### Items
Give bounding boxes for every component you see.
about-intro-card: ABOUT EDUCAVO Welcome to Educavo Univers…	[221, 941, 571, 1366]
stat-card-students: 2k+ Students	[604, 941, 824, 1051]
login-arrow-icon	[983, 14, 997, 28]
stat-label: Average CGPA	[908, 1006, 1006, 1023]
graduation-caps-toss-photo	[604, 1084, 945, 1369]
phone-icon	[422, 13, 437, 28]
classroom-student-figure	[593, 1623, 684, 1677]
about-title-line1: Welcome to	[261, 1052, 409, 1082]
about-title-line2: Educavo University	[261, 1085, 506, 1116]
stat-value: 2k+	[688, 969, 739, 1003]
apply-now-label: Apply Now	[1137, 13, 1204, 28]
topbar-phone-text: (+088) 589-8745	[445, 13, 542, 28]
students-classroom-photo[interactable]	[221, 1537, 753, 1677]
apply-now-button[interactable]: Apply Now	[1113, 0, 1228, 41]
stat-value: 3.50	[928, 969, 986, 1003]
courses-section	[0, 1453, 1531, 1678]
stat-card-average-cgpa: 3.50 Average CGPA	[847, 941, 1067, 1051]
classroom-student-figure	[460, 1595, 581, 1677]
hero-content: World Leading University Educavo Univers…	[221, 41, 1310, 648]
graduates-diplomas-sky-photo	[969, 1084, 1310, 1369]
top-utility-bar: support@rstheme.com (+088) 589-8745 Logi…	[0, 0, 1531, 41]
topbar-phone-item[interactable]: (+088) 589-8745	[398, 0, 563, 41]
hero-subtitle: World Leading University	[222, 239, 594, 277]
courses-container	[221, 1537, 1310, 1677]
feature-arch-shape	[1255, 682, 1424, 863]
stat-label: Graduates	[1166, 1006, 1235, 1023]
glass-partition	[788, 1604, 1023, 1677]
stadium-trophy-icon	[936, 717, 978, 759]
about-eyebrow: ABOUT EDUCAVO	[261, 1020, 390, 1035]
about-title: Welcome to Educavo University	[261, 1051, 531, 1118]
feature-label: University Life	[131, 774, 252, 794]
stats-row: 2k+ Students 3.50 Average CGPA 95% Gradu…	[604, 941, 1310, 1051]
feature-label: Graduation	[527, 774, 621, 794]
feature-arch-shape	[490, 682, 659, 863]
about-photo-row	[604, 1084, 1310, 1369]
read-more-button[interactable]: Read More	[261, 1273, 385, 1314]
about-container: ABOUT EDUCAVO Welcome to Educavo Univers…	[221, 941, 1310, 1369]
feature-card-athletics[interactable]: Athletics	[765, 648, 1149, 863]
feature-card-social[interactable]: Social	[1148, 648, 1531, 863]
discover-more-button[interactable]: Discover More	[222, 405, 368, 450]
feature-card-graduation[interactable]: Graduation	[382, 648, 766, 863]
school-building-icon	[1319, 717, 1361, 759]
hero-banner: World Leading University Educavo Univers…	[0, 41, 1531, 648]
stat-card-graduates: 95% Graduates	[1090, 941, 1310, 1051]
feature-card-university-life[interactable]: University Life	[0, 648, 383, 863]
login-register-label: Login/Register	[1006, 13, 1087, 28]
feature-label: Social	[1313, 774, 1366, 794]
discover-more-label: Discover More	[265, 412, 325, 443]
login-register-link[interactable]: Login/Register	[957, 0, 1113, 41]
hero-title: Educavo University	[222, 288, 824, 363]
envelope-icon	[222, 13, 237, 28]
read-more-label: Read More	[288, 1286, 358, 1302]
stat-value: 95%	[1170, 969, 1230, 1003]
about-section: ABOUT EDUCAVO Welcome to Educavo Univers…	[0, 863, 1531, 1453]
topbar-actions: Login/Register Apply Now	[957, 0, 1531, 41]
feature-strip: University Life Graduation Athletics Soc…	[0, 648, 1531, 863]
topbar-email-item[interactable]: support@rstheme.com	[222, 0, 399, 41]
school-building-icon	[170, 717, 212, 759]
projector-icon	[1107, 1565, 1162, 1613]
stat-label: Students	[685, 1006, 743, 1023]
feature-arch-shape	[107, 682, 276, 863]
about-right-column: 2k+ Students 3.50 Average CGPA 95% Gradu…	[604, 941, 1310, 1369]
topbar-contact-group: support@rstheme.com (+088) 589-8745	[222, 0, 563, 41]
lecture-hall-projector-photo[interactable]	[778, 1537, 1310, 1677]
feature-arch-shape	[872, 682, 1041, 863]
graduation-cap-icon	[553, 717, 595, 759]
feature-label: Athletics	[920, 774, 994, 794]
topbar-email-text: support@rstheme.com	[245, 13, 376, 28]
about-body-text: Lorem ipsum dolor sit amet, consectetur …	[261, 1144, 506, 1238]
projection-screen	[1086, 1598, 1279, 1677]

### Written request
Copy out all of the items above, substituting "feature-arch-outline" wherever "feature-arch-shape" appears and keeping everything else identical.

### Result of the task
Give bounding boxes for every component you see.
about-intro-card: ABOUT EDUCAVO Welcome to Educavo Univers…	[221, 941, 571, 1366]
stat-card-students: 2k+ Students	[604, 941, 824, 1051]
login-arrow-icon	[983, 14, 997, 28]
stat-label: Average CGPA	[908, 1006, 1006, 1023]
graduation-caps-toss-photo	[604, 1084, 945, 1369]
phone-icon	[422, 13, 437, 28]
classroom-student-figure	[593, 1623, 684, 1677]
about-title-line1: Welcome to	[261, 1052, 409, 1082]
about-title-line2: Educavo University	[261, 1085, 506, 1116]
stat-value: 2k+	[688, 969, 739, 1003]
apply-now-label: Apply Now	[1137, 13, 1204, 28]
topbar-phone-text: (+088) 589-8745	[445, 13, 542, 28]
students-classroom-photo[interactable]	[221, 1537, 753, 1677]
apply-now-button[interactable]: Apply Now	[1113, 0, 1228, 41]
stat-value: 3.50	[928, 969, 986, 1003]
courses-section	[0, 1453, 1531, 1678]
stat-card-average-cgpa: 3.50 Average CGPA	[847, 941, 1067, 1051]
classroom-student-figure	[460, 1595, 581, 1677]
hero-content: World Leading University Educavo Univers…	[221, 41, 1310, 648]
graduates-diplomas-sky-photo	[969, 1084, 1310, 1369]
top-utility-bar: support@rstheme.com (+088) 589-8745 Logi…	[0, 0, 1531, 41]
topbar-phone-item[interactable]: (+088) 589-8745	[398, 0, 563, 41]
hero-subtitle: World Leading University	[222, 239, 594, 277]
courses-container	[221, 1537, 1310, 1677]
feature-arch-outline	[1255, 682, 1424, 863]
stat-label: Graduates	[1166, 1006, 1235, 1023]
glass-partition	[788, 1604, 1023, 1677]
stadium-trophy-icon	[936, 717, 978, 759]
about-eyebrow: ABOUT EDUCAVO	[261, 1020, 390, 1035]
about-title: Welcome to Educavo University	[261, 1051, 531, 1118]
feature-label: University Life	[131, 774, 252, 794]
stats-row: 2k+ Students 3.50 Average CGPA 95% Gradu…	[604, 941, 1310, 1051]
feature-label: Graduation	[527, 774, 621, 794]
feature-arch-outline	[490, 682, 659, 863]
about-photo-row	[604, 1084, 1310, 1369]
read-more-button[interactable]: Read More	[261, 1273, 385, 1314]
about-container: ABOUT EDUCAVO Welcome to Educavo Univers…	[221, 941, 1310, 1369]
feature-card-athletics[interactable]: Athletics	[765, 648, 1149, 863]
feature-card-social[interactable]: Social	[1148, 648, 1531, 863]
discover-more-button[interactable]: Discover More	[222, 405, 368, 450]
feature-card-graduation[interactable]: Graduation	[382, 648, 766, 863]
school-building-icon	[1319, 717, 1361, 759]
hero-banner: World Leading University Educavo Univers…	[0, 41, 1531, 648]
stat-card-graduates: 95% Graduates	[1090, 941, 1310, 1051]
feature-card-university-life[interactable]: University Life	[0, 648, 383, 863]
login-register-label: Login/Register	[1006, 13, 1087, 28]
feature-label: Social	[1313, 774, 1366, 794]
discover-more-label: Discover More	[265, 412, 325, 443]
login-register-link[interactable]: Login/Register	[957, 0, 1113, 41]
hero-title: Educavo University	[222, 288, 824, 363]
envelope-icon	[222, 13, 237, 28]
read-more-label: Read More	[288, 1286, 358, 1302]
stat-value: 95%	[1170, 969, 1230, 1003]
about-section: ABOUT EDUCAVO Welcome to Educavo Univers…	[0, 863, 1531, 1453]
topbar-actions: Login/Register Apply Now	[957, 0, 1531, 41]
feature-strip: University Life Graduation Athletics Soc…	[0, 648, 1531, 863]
topbar-email-item[interactable]: support@rstheme.com	[222, 0, 399, 41]
school-building-icon	[170, 717, 212, 759]
projector-icon	[1107, 1565, 1162, 1613]
stat-label: Students	[685, 1006, 743, 1023]
feature-arch-outline	[107, 682, 276, 863]
about-right-column: 2k+ Students 3.50 Average CGPA 95% Gradu…	[604, 941, 1310, 1369]
topbar-contact-group: support@rstheme.com (+088) 589-8745	[222, 0, 563, 41]
lecture-hall-projector-photo[interactable]	[778, 1537, 1310, 1677]
feature-arch-outline	[872, 682, 1041, 863]
graduation-cap-icon	[553, 717, 595, 759]
feature-label: Athletics	[920, 774, 994, 794]
topbar-email-text: support@rstheme.com	[245, 13, 376, 28]
about-body-text: Lorem ipsum dolor sit amet, consectetur …	[261, 1144, 506, 1238]
projection-screen	[1086, 1598, 1279, 1677]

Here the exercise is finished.